WRITTEN EXERCISE: Repeat each record below exactly as given.

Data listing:
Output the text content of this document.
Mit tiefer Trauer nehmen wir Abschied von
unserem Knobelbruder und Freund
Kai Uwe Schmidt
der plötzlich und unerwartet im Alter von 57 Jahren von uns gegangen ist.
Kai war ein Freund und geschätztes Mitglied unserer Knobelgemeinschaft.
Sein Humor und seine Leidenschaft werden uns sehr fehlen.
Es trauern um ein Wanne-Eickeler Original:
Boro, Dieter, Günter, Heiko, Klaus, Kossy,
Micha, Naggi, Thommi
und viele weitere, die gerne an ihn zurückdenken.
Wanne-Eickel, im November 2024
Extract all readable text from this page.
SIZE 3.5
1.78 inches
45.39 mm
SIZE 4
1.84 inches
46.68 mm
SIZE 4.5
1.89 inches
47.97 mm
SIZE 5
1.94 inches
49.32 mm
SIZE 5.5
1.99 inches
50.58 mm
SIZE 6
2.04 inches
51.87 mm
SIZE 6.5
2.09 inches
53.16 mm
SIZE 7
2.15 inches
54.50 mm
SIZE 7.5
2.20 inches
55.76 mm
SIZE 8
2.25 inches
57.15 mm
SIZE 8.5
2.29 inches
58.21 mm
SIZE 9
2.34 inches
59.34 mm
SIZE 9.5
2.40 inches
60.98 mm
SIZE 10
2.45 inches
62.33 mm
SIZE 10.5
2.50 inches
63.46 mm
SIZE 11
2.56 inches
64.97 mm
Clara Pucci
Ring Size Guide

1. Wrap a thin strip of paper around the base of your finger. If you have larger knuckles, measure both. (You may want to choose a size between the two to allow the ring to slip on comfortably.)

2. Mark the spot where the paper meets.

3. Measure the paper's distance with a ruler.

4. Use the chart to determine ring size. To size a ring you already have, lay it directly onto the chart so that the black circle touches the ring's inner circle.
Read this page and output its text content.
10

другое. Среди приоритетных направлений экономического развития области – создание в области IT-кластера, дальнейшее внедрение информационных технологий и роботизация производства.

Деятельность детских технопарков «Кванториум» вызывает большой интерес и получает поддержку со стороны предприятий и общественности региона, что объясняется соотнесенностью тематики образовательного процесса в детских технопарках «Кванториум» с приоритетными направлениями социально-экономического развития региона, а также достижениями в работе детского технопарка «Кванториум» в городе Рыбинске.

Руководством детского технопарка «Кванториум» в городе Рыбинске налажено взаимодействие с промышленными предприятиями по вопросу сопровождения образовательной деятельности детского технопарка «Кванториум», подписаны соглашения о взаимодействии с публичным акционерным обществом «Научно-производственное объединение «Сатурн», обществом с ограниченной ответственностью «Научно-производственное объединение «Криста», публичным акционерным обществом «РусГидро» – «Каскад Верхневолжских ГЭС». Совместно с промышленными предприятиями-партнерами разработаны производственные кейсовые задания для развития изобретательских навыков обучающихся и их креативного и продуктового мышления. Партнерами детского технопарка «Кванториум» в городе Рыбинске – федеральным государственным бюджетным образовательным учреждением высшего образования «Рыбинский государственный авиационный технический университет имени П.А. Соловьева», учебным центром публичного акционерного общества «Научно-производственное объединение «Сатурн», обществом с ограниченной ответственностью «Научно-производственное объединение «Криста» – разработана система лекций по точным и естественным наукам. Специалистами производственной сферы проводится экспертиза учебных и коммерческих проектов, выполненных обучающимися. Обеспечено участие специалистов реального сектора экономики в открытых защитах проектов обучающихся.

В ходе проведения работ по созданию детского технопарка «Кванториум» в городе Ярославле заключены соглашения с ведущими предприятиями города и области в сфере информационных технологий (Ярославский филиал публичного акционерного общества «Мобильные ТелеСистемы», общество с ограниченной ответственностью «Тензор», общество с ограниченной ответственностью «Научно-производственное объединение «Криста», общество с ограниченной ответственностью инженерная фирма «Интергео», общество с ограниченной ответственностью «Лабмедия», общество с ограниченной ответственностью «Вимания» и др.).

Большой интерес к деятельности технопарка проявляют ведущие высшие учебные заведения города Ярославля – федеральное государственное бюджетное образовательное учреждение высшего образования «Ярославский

SOLUTION FOR THIS PROBLEM:
Output the text content of this document.
Mit tiefer Trauer nehmen wir Abschied von
unserem Knobelbruder und Freund
Kai Uwe Schmidt
der plötzlich und unerwartet im Alter von 57 Jahren von uns gegangen ist.
Kai war ein Freund und geschätztes Mitglied unserer Knobelgemeinschaft.
Sein Humor und seine Leidenschaft werden uns sehr fehlen.
Es trauern um ein Wanne-Eickeler Original:
Boro, Dieter, Günter, Heiko, Klaus, Kossy,
Micha, Naggi, Thommi
und viele weitere, die gerne an ihn zurückdenken.
Wanne-Eickel, im November 2024
Extract all readable text from this page.
SIZE 3.5
1.78 inches
45.39 mm
SIZE 4
1.84 inches
46.68 mm
SIZE 4.5
1.89 inches
47.97 mm
SIZE 5
1.94 inches
49.32 mm
SIZE 5.5
1.99 inches
50.58 mm
SIZE 6
2.04 inches
51.87 mm
SIZE 6.5
2.09 inches
53.16 mm
SIZE 7
2.15 inches
54.50 mm
SIZE 7.5
2.20 inches
55.76 mm
SIZE 8
2.25 inches
57.15 mm
SIZE 8.5
2.29 inches
58.21 mm
SIZE 9
2.34 inches
59.34 mm
SIZE 9.5
2.40 inches
60.98 mm
SIZE 10
2.45 inches
62.33 mm
SIZE 10.5
2.50 inches
63.46 mm
SIZE 11
2.56 inches
64.97 mm
Clara Pucci
Ring Size Guide

1. Wrap a thin strip of paper around the base of your finger. If you have larger knuckles, measure both. (You may want to choose a size between the two to allow the ring to slip on comfortably.)

2. Mark the spot where the paper meets.

3. Measure the paper's distance with a ruler.

4. Use the chart to determine ring size. To size a ring you already have, lay it directly onto the chart so that the black circle touches the ring's inner circle.
Read this page and output its text content.
10

другое. Среди приоритетных направлений экономического развития области – создание в области IT-кластера, дальнейшее внедрение информационных технологий и роботизация производства.

Деятельность детских технопарков «Кванториум» вызывает большой интерес и получает поддержку со стороны предприятий и общественности региона, что объясняется соотнесенностью тематики образовательного процесса в детских технопарках «Кванториум» с приоритетными направлениями социально-экономического развития региона, а также достижениями в работе детского технопарка «Кванториум» в городе Рыбинске.

Руководством детского технопарка «Кванториум» в городе Рыбинске налажено взаимодействие с промышленными предприятиями по вопросу сопровождения образовательной деятельности детского технопарка «Кванториум», подписаны соглашения о взаимодействии с публичным акционерным обществом «Научно-производственное объединение «Сатурн», обществом с ограниченной ответственностью «Научно-производственное объединение «Криста», публичным акционерным обществом «РусГидро» – «Каскад Верхневолжских ГЭС». Совместно с промышленными предприятиями-партнерами разработаны производственные кейсовые задания для развития изобретательских навыков обучающихся и их креативного и продуктового мышления. Партнерами детского технопарка «Кванториум» в городе Рыбинске – федеральным государственным бюджетным образовательным учреждением высшего образования «Рыбинский государственный авиационный технический университет имени П.А. Соловьева», учебным центром публичного акционерного общества «Научно-производственное объединение «Сатурн», обществом с ограниченной ответственностью «Научно-производственное объединение «Криста» – разработана система лекций по точным и естественным наукам. Специалистами производственной сферы проводится экспертиза учебных и коммерческих проектов, выполненных обучающимися. Обеспечено участие специалистов реального сектора экономики в открытых защитах проектов обучающихся.

В ходе проведения работ по созданию детского технопарка «Кванториум» в городе Ярославле заключены соглашения с ведущими предприятиями города и области в сфере информационных технологий (Ярославский филиал публичного акционерного общества «Мобильные ТелеСистемы», общество с ограниченной ответственностью «Тензор», общество с ограниченной ответственностью «Научно-производственное объединение «Криста», общество с ограниченной ответственностью инженерная фирма «Интергео», общество с ограниченной ответственностью «Лабмедия», общество с ограниченной ответственностью «Вимания» и др.).

Большой интерес к деятельности технопарка проявляют ведущие высшие учебные заведения города Ярославля – федеральное государственное бюджетное образовательное учреждение высшего образования «Ярославский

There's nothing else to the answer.